• [Excerpted data]
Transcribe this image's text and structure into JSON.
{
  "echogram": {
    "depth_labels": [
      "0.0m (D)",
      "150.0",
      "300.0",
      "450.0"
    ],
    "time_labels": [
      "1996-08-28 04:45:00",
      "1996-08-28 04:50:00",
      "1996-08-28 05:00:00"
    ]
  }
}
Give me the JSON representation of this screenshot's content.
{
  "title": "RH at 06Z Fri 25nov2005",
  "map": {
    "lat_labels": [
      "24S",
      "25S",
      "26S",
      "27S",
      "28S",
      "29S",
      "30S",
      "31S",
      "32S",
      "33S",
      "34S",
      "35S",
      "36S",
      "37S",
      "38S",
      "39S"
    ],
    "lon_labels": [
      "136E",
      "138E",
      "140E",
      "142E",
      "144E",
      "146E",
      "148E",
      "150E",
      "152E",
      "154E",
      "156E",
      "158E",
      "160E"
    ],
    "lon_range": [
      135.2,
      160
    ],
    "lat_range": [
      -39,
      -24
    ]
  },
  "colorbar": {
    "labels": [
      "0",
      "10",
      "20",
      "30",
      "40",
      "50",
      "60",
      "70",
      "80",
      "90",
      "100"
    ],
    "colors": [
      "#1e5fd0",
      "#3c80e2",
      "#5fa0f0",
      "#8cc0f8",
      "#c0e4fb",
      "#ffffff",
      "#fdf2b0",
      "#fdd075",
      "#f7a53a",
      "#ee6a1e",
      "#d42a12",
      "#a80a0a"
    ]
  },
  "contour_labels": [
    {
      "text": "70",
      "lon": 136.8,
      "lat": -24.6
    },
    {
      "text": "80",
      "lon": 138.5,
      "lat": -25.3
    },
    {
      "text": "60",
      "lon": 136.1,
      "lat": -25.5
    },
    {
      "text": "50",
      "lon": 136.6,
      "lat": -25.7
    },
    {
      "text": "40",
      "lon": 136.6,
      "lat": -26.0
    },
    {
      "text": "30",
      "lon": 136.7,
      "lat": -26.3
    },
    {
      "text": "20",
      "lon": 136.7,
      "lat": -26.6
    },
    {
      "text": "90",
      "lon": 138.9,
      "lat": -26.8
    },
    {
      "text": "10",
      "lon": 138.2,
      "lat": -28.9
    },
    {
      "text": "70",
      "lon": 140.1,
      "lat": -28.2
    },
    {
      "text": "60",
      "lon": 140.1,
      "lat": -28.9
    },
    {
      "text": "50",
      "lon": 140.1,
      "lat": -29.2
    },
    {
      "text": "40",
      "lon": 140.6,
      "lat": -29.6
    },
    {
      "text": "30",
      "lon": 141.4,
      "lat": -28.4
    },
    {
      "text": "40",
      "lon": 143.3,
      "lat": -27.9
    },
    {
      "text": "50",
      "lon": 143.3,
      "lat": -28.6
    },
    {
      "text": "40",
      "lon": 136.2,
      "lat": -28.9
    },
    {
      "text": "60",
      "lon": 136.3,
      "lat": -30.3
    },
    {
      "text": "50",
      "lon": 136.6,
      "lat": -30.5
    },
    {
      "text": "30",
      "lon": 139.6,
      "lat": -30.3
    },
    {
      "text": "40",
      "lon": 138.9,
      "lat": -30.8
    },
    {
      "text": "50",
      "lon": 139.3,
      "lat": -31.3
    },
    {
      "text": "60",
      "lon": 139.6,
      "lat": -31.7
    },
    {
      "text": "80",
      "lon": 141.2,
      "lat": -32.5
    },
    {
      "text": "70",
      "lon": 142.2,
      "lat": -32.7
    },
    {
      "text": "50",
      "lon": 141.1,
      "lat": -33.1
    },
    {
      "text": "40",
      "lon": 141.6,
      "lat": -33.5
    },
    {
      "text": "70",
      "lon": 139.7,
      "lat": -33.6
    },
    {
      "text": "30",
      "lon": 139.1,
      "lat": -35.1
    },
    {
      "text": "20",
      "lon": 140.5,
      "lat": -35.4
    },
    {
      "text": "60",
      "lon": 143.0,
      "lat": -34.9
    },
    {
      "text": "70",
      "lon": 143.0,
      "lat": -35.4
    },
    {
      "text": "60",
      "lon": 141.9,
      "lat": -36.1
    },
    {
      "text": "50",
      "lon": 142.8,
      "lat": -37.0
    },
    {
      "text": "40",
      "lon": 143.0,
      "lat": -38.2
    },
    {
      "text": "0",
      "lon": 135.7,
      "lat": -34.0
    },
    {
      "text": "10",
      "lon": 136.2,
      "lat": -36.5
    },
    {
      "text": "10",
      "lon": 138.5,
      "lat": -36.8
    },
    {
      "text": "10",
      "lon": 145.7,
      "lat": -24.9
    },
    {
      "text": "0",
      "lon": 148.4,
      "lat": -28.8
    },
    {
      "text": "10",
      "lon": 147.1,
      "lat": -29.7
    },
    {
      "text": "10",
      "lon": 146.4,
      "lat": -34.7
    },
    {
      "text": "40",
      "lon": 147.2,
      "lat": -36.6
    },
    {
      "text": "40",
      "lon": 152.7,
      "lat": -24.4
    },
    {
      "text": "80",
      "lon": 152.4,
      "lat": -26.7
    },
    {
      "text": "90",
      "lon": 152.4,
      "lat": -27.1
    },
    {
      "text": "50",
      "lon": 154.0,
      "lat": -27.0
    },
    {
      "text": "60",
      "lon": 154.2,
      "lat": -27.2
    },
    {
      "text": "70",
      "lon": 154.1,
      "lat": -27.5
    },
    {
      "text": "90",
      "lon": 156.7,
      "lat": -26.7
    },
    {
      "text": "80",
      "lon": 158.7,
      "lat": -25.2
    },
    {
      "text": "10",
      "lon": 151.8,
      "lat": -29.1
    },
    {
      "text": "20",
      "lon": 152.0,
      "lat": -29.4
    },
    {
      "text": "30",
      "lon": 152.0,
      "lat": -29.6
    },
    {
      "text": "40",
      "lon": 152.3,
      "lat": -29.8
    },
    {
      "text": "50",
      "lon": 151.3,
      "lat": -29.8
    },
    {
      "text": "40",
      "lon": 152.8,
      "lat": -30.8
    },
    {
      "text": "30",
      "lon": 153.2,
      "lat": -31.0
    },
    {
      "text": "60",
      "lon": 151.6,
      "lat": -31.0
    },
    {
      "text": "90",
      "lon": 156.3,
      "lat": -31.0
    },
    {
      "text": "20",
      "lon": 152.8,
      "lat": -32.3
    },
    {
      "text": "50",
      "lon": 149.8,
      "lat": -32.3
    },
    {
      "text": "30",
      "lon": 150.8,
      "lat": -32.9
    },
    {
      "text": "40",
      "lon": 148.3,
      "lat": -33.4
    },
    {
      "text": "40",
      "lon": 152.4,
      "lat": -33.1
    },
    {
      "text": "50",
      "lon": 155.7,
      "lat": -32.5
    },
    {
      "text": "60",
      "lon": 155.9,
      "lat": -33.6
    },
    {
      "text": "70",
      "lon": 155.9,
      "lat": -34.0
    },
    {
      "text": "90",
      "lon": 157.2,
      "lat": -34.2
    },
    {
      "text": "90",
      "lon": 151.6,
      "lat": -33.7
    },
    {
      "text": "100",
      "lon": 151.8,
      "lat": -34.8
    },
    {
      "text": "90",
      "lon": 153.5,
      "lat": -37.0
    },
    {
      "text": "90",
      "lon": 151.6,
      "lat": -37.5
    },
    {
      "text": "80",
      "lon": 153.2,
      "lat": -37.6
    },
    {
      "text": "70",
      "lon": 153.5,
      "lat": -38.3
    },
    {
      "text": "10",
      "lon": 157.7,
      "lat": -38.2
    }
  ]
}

• [Task objective] Give only the number of lines in the entries that contain "JSON".

• [Written answer] 2